■ REQUIRED WORK:
Write out every record below exactly as it appears.

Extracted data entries
— begin —

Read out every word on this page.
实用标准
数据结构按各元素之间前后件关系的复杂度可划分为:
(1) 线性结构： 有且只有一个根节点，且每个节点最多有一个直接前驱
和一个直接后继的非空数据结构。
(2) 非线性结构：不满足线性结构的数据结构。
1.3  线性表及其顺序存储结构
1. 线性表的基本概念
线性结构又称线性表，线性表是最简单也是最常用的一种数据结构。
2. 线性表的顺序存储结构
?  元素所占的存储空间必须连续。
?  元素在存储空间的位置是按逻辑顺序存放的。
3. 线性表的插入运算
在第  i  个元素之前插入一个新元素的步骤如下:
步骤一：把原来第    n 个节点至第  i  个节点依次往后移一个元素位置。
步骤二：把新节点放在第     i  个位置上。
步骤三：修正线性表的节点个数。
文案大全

— end —

■ THE ANSWER:
Read out every word on this page.
实用标准
数据结构按各元素之间前后件关系的复杂度可划分为:
(1) 线性结构： 有且只有一个根节点，且每个节点最多有一个直接前驱
和一个直接后继的非空数据结构。
(2) 非线性结构：不满足线性结构的数据结构。
1.3  线性表及其顺序存储结构
1. 线性表的基本概念
线性结构又称线性表，线性表是最简单也是最常用的一种数据结构。
2. 线性表的顺序存储结构
?  元素所占的存储空间必须连续。
?  元素在存储空间的位置是按逻辑顺序存放的。
3. 线性表的插入运算
在第  i  个元素之前插入一个新元素的步骤如下:
步骤一：把原来第    n 个节点至第  i  个节点依次往后移一个元素位置。
步骤二：把新节点放在第     i  个位置上。
步骤三：修正线性表的节点个数。
文案大全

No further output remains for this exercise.